**Items from a data source:**
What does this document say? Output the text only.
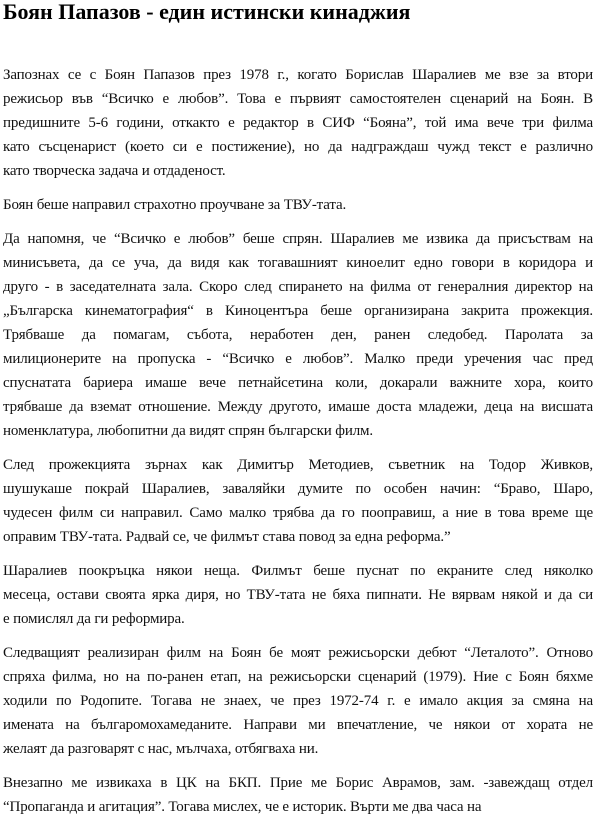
Боян Папазов - един истински кинаджия

Запознах се с Боян Папазов през 1978 г., когато Борислав Шаралиев ме взе за втори
режисьор във “Всичко е любов”. Това е първият самостоятелен сценарий на Боян. В
предишните 5-6 години, откакто е редактор в СИФ “Бояна”, той има вече три филма
като съсценарист (което си е постижение), но да надграждаш чужд текст е различно
като творческа задача и отдаденост.

Боян беше направил страхотно проучване за ТВУ-тата.

Да напомня, че “Всичко е любов” беше спрян. Шаралиев ме извика да присъствам на
минисъвета, да се уча, да видя как тогавашният киноелит едно говори в коридора и
друго - в заседателната зала. Скоро след спирането на филма от генералния директор на
„Българска кинематография“ в Киноцентъра беше организирана закрита прожекция.
Трябваше да помагам, събота, неработен ден, ранен следобед. Паролата за
милиционерите на пропуска - “Всичко е любов”. Малко преди уречения час пред
спуснатата бариера имаше вече петнайсетина коли, докарали важните хора, които
трябваше да вземат отношение. Между другото, имаше доста младежи, деца на висшата
номенклатура, любопитни да видят спрян български филм.

След прожекцията зърнах как Димитър Методиев, съветник на Тодор Живков,
шушукаше покрай Шаралиев, заваляйки думите по особен начин: “Браво, Шаро,
чудесен филм си направил. Само малко трябва да го пооправиш, а ние в това време ще
оправим ТВУ-тата. Радвай се, че филмът става повод за една реформа.”

Шаралиев поокръцка някои неща. Филмът беше пуснат по екраните след няколко
месеца, остави своята ярка диря, но ТВУ-тата не бяха пипнати. Не вярвам някой и да си
е помислял да ги реформира.

Следващият реализиран филм на Боян бе моят режисьорски дебют “Леталото”. Отново
спряха филма, но на по-ранен етап, на режисьорски сценарий (1979). Ние с Боян бяхме
ходили по Родопите. Тогава не знаех, че през 1972-74 г. е имало акция за смяна на
имената на българомохамеданите. Направи ми впечатление, че някои от хората не
желаят да разговарят с нас, мълчаха, отбягваха ни.

Внезапно ме извикаха в ЦК на БКП. Прие ме Борис Аврамов, зам. -завеждащ отдел
“Пропаганда и агитация”. Тогава мислех, че е историк. Върти ме два часа на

**Exercise requirements:**
All of the material above is to be copied exactly, except for its images.

**Correct result:**
What does this document say? Output the text only.
Боян Папазов - един истински кинаджия

Запознах се с Боян Папазов през 1978 г., когато Борислав Шаралиев ме взе за втори
режисьор във “Всичко е любов”. Това е първият самостоятелен сценарий на Боян. В
предишните 5-6 години, откакто е редактор в СИФ “Бояна”, той има вече три филма
като съсценарист (което си е постижение), но да надграждаш чужд текст е различно
като творческа задача и отдаденост.

Боян беше направил страхотно проучване за ТВУ-тата.

Да напомня, че “Всичко е любов” беше спрян. Шаралиев ме извика да присъствам на
минисъвета, да се уча, да видя как тогавашният киноелит едно говори в коридора и
друго - в заседателната зала. Скоро след спирането на филма от генералния директор на
„Българска кинематография“ в Киноцентъра беше организирана закрита прожекция.
Трябваше да помагам, събота, неработен ден, ранен следобед. Паролата за
милиционерите на пропуска - “Всичко е любов”. Малко преди уречения час пред
спуснатата бариера имаше вече петнайсетина коли, докарали важните хора, които
трябваше да вземат отношение. Между другото, имаше доста младежи, деца на висшата
номенклатура, любопитни да видят спрян български филм.

След прожекцията зърнах как Димитър Методиев, съветник на Тодор Живков,
шушукаше покрай Шаралиев, заваляйки думите по особен начин: “Браво, Шаро,
чудесен филм си направил. Само малко трябва да го пооправиш, а ние в това време ще
оправим ТВУ-тата. Радвай се, че филмът става повод за една реформа.”

Шаралиев поокръцка някои неща. Филмът беше пуснат по екраните след няколко
месеца, остави своята ярка диря, но ТВУ-тата не бяха пипнати. Не вярвам някой и да си
е помислял да ги реформира.

Следващият реализиран филм на Боян бе моят режисьорски дебют “Леталото”. Отново
спряха филма, но на по-ранен етап, на режисьорски сценарий (1979). Ние с Боян бяхме
ходили по Родопите. Тогава не знаех, че през 1972-74 г. е имало акция за смяна на
имената на българомохамеданите. Направи ми впечатление, че някои от хората не
желаят да разговарят с нас, мълчаха, отбягваха ни.

Внезапно ме извикаха в ЦК на БКП. Прие ме Борис Аврамов, зам. -завеждащ отдел
“Пропаганда и агитация”. Тогава мислех, че е историк. Върти ме два часа на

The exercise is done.